PROBLEM TO SOLVE: Only a number is wanted: how many lines of the entries include the string "aufgehoben"?

### DATA FOR PROCESSING ###

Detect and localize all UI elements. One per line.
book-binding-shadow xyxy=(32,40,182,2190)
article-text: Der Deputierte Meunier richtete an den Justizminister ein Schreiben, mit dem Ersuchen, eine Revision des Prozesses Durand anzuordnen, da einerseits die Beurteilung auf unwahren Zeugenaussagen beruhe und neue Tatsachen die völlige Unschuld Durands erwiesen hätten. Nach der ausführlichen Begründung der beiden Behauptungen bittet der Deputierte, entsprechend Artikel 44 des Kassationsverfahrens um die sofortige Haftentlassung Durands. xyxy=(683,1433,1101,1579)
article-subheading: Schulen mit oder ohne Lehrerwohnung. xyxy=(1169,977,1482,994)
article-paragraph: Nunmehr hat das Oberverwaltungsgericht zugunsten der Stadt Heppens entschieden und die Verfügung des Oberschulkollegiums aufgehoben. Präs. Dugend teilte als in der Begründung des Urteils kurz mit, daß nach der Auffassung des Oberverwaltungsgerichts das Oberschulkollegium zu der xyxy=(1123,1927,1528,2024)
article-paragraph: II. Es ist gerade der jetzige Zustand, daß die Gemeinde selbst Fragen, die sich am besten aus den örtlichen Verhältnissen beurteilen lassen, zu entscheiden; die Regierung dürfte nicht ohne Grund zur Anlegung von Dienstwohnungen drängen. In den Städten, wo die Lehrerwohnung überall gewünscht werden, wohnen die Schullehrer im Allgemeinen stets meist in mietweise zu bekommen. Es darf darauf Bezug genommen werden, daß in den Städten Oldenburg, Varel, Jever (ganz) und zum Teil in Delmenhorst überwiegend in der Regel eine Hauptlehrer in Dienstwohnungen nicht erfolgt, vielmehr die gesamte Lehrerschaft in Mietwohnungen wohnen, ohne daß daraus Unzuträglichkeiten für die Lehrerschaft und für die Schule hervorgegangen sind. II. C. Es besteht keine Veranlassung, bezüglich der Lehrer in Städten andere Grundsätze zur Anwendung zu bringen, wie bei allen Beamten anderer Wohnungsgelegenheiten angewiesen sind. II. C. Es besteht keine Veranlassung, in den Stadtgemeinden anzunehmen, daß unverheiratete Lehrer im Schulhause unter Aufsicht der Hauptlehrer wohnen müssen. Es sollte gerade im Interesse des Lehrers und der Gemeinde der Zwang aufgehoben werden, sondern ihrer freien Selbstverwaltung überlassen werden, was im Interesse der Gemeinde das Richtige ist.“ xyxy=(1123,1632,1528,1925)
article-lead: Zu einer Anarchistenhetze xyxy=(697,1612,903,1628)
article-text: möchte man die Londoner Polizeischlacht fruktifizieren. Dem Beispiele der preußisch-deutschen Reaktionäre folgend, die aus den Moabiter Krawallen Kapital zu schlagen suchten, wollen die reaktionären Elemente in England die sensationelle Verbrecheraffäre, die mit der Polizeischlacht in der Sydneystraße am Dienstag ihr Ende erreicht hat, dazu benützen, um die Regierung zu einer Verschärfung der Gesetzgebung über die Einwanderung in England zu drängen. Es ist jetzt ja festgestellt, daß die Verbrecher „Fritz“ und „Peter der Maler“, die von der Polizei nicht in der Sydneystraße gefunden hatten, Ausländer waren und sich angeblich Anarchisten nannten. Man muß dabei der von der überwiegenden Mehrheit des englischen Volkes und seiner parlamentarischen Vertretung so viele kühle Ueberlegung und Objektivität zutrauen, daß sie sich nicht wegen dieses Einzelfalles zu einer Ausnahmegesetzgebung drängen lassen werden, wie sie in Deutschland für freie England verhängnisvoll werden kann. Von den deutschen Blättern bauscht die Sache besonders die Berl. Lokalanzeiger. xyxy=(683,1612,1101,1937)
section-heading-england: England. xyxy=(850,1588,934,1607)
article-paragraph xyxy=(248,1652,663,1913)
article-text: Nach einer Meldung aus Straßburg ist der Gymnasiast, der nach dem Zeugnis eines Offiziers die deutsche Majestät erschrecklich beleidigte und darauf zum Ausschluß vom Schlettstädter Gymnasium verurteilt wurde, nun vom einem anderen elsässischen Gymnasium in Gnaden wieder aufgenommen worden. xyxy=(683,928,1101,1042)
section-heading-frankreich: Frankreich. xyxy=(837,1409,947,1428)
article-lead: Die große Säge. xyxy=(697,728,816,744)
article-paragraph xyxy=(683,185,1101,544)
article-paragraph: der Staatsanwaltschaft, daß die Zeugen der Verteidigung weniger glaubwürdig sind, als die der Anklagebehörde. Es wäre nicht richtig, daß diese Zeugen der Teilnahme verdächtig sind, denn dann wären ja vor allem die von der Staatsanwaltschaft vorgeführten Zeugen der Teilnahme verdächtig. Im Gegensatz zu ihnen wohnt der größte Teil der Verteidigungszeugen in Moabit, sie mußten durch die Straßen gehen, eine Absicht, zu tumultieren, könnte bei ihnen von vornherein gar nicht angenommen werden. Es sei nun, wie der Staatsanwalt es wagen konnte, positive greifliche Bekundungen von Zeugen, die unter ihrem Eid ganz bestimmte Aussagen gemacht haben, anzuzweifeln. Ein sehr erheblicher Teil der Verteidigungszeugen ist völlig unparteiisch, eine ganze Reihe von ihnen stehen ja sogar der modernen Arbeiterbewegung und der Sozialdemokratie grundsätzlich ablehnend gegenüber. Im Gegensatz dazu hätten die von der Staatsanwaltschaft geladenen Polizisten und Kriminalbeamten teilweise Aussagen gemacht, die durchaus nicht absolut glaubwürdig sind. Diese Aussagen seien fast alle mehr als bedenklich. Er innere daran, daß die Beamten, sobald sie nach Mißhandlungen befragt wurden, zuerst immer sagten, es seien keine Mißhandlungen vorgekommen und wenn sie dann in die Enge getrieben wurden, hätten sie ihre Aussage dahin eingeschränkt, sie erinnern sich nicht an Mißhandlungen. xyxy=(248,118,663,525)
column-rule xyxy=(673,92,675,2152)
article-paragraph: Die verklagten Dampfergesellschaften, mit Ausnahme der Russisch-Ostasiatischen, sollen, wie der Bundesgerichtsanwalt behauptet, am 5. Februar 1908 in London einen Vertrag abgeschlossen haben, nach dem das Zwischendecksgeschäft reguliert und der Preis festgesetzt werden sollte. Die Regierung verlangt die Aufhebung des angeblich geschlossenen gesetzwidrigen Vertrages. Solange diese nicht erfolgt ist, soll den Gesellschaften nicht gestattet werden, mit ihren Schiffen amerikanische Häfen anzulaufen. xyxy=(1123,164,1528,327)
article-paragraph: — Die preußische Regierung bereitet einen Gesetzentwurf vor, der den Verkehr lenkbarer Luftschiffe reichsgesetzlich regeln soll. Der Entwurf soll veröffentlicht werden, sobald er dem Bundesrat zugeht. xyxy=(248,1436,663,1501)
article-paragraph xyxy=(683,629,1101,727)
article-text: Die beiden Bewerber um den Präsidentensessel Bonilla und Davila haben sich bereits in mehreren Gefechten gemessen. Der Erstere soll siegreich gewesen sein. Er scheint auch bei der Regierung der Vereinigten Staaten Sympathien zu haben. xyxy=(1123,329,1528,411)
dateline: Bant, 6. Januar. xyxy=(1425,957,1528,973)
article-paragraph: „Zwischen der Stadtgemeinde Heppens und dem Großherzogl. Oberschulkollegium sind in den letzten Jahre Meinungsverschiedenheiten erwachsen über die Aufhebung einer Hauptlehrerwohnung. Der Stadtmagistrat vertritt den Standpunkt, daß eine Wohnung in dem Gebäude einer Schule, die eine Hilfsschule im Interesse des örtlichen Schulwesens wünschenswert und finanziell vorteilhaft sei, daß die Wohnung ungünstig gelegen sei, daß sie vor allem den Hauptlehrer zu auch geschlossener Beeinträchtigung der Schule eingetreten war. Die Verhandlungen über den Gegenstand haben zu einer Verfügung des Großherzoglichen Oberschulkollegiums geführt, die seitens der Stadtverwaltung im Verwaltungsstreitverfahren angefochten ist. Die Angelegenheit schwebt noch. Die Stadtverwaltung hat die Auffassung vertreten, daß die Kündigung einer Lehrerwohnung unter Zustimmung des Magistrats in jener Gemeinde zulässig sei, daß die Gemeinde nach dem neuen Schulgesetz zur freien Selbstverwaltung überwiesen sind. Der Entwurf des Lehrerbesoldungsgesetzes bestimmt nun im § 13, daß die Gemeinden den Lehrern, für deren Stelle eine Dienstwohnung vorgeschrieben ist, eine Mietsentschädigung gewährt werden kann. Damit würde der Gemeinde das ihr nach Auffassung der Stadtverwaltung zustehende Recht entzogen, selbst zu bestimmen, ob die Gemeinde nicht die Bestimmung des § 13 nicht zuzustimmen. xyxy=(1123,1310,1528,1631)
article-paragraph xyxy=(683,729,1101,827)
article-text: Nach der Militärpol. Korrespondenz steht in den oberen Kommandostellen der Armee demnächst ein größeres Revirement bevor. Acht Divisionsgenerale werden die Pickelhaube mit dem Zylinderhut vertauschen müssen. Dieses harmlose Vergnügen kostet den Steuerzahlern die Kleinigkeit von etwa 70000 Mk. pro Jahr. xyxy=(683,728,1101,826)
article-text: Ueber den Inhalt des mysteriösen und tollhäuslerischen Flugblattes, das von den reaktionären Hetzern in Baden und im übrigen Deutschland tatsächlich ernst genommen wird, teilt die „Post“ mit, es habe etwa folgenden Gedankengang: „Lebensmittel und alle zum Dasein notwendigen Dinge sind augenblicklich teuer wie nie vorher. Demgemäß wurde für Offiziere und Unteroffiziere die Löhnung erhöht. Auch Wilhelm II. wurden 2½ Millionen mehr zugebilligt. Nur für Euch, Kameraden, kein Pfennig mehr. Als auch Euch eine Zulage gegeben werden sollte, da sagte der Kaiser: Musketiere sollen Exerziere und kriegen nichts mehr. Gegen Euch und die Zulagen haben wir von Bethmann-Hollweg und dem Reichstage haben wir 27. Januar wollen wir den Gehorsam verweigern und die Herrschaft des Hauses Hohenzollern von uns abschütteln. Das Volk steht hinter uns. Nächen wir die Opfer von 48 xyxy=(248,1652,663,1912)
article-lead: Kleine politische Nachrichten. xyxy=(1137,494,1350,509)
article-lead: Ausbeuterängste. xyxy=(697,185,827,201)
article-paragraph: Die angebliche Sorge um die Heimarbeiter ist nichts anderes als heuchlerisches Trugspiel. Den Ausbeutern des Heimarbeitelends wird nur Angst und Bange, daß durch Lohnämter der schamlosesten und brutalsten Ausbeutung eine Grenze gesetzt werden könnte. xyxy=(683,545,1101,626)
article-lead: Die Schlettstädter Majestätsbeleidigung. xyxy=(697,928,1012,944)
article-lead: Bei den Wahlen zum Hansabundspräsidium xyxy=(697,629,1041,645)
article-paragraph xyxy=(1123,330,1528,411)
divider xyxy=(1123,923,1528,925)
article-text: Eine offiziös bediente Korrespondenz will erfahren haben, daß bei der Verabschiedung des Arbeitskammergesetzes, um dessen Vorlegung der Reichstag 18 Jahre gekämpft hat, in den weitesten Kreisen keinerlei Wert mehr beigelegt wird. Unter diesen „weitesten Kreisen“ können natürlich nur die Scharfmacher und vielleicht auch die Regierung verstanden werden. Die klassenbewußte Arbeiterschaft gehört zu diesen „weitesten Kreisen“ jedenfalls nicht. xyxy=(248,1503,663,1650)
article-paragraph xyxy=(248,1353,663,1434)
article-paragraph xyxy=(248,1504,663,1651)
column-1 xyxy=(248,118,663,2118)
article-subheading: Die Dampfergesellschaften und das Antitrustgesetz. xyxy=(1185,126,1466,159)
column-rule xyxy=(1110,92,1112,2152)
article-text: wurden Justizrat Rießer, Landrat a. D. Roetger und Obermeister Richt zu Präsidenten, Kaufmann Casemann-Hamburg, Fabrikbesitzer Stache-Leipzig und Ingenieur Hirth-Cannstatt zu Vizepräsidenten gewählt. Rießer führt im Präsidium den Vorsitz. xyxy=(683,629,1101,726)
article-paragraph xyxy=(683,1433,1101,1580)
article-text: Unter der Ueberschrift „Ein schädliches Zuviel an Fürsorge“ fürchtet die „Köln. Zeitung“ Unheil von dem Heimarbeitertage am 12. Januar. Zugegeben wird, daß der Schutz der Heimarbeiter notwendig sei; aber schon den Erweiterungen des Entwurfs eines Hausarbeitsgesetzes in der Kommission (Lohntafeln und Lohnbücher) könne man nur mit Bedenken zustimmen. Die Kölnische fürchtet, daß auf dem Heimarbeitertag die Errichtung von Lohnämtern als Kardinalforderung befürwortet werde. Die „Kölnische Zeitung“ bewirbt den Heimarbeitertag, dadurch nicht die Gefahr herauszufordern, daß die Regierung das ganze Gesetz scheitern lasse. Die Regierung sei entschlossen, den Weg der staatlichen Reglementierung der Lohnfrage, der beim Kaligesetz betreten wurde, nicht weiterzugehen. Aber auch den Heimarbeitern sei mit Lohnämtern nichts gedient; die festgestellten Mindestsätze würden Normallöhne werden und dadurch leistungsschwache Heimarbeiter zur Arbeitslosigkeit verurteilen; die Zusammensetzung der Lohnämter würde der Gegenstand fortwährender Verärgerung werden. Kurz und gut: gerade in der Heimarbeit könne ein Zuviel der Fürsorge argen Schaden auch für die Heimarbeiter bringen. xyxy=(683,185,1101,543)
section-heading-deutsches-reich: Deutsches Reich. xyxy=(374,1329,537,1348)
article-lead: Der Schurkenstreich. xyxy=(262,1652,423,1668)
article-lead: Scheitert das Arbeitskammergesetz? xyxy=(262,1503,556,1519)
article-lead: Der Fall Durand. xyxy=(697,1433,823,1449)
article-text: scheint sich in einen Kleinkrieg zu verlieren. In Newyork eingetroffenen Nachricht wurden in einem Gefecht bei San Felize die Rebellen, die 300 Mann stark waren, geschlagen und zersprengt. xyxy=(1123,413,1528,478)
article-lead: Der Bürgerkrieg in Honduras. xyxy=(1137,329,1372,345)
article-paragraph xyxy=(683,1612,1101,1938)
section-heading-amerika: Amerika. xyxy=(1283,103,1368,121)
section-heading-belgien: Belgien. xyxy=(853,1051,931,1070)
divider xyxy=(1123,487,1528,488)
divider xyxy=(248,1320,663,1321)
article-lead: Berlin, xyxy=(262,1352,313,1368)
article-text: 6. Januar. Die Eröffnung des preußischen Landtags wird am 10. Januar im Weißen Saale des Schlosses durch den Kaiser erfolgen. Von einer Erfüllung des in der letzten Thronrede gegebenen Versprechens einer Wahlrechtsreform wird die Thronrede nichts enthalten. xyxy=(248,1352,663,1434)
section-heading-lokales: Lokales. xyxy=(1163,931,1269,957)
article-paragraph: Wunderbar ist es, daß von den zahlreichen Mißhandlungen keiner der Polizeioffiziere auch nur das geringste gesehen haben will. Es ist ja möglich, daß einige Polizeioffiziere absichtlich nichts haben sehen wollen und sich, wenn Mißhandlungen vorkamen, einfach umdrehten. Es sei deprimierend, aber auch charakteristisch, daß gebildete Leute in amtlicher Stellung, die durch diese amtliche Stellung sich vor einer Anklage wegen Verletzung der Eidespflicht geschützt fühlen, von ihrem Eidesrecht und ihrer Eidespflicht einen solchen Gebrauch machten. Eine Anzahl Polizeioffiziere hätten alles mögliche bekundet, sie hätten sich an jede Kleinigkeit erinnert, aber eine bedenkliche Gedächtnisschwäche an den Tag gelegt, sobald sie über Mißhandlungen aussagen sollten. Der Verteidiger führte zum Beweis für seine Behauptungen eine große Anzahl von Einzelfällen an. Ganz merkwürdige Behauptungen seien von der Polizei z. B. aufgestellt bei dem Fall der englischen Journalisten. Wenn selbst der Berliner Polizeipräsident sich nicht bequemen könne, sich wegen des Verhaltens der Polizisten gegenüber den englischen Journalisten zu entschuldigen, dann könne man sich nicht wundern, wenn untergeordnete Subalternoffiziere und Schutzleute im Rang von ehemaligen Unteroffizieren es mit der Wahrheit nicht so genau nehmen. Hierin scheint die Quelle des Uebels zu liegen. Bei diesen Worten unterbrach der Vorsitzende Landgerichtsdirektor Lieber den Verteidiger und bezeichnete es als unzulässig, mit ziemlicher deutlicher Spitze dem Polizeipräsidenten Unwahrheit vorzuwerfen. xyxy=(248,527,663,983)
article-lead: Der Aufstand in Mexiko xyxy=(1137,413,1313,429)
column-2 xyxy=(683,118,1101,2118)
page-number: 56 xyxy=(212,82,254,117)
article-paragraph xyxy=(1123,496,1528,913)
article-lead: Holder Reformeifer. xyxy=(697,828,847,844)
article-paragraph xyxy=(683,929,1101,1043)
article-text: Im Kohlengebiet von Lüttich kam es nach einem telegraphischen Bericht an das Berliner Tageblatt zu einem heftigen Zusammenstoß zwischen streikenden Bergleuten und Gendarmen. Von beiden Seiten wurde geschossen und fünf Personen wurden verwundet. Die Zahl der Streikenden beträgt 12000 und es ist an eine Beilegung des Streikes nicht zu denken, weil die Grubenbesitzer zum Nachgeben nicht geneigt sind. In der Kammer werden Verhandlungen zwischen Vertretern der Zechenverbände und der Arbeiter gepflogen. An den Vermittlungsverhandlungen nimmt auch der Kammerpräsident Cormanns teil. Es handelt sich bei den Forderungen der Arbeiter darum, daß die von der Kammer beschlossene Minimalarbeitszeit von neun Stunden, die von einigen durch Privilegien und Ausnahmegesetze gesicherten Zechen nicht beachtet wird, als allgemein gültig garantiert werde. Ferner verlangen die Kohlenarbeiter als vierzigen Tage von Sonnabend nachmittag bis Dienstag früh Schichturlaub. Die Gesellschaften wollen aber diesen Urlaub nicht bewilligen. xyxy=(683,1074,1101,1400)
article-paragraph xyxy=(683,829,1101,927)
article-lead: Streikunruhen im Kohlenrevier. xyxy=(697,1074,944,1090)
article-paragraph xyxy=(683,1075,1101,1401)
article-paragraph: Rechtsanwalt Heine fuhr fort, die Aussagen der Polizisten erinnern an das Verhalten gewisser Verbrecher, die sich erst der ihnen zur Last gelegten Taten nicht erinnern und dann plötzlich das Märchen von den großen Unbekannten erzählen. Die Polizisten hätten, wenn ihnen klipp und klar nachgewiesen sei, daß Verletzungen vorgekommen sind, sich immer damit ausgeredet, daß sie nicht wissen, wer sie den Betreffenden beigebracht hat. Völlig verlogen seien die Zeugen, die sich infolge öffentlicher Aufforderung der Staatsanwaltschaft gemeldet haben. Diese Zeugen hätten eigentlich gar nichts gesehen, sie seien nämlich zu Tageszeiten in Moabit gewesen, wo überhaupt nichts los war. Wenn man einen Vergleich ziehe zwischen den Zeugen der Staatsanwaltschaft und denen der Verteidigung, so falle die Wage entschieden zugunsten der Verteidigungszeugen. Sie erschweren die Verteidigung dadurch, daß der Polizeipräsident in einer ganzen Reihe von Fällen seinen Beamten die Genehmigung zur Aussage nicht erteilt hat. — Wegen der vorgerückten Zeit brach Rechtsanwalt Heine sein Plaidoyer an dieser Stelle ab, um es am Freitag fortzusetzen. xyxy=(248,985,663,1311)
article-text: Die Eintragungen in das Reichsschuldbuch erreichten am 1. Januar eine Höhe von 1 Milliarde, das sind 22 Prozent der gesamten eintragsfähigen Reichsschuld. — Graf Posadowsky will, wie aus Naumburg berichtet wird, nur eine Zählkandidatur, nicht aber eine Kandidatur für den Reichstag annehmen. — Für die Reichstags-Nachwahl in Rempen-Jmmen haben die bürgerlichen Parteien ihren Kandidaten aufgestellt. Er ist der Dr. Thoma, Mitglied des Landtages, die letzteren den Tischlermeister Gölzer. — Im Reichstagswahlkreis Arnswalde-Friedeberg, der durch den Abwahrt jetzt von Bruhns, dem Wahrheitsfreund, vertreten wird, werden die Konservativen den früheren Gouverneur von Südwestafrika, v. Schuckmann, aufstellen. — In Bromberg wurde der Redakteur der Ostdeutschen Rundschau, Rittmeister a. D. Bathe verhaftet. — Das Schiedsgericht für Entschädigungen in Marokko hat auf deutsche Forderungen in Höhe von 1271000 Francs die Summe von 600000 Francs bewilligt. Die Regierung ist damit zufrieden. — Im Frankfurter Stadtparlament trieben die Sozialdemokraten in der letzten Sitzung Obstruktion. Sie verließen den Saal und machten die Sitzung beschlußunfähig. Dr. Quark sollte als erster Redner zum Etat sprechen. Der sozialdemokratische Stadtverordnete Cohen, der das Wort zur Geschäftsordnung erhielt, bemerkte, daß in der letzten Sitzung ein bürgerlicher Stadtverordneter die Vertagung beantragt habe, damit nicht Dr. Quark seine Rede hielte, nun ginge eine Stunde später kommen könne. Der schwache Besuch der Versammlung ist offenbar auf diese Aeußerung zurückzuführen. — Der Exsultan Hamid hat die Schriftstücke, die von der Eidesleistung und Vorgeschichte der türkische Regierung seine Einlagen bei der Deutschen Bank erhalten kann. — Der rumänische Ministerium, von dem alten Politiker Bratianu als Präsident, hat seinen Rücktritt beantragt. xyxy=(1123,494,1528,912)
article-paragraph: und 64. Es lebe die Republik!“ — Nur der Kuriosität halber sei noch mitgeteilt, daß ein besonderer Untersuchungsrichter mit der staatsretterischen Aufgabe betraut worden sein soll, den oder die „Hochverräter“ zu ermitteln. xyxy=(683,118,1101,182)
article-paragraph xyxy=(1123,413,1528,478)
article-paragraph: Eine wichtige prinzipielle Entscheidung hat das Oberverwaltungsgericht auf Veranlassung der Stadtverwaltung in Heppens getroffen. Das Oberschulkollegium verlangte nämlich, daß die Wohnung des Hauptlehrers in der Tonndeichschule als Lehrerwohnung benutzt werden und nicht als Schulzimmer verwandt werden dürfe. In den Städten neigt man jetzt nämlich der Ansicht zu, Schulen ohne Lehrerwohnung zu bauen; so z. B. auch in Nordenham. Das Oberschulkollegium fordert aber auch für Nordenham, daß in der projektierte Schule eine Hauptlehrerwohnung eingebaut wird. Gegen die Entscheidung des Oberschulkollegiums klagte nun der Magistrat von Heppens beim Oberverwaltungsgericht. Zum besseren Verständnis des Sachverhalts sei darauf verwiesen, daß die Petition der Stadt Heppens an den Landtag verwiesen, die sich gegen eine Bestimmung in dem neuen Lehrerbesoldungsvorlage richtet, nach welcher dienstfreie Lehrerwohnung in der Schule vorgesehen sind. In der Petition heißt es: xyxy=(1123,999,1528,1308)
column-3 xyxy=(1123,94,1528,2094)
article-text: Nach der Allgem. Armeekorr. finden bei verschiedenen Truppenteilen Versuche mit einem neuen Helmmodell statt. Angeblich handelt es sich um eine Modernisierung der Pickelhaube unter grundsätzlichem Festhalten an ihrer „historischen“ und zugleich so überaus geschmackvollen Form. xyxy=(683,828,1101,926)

###

TASK OUTPUT: 2